* DATA LISTING
begin

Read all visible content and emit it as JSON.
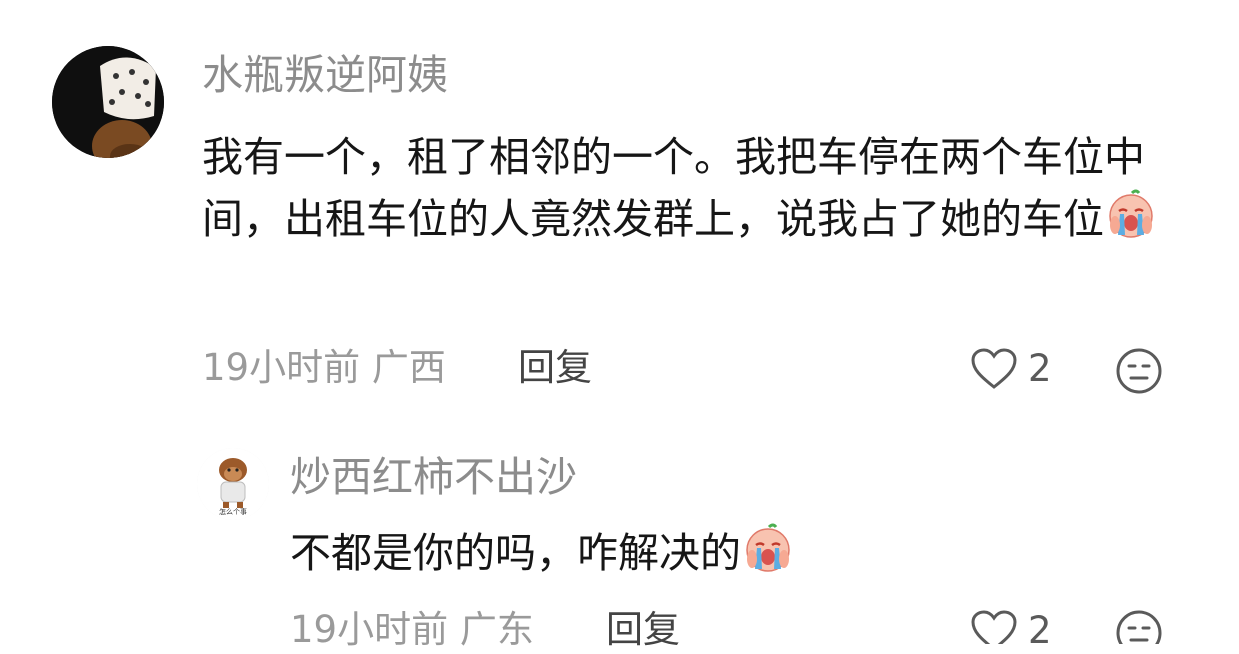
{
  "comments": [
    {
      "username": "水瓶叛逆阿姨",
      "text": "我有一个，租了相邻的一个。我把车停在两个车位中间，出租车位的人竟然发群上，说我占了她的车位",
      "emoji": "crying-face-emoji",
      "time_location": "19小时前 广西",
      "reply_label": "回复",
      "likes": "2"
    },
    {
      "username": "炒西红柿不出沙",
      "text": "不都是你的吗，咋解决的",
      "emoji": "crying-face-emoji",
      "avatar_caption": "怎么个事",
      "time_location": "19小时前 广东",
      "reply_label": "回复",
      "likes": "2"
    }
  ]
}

end

Copy every line of the data exactly as written, excluding the pictures.

* SOLUTION
Read all visible content and emit it as JSON.
{
  "comments": [
    {
      "username": "水瓶叛逆阿姨",
      "text": "我有一个，租了相邻的一个。我把车停在两个车位中间，出租车位的人竟然发群上，说我占了她的车位",
      "emoji": "crying-face-emoji",
      "time_location": "19小时前 广西",
      "reply_label": "回复",
      "likes": "2"
    },
    {
      "username": "炒西红柿不出沙",
      "text": "不都是你的吗，咋解决的",
      "emoji": "crying-face-emoji",
      "avatar_caption": "怎么个事",
      "time_location": "19小时前 广东",
      "reply_label": "回复",
      "likes": "2"
    }
  ]
}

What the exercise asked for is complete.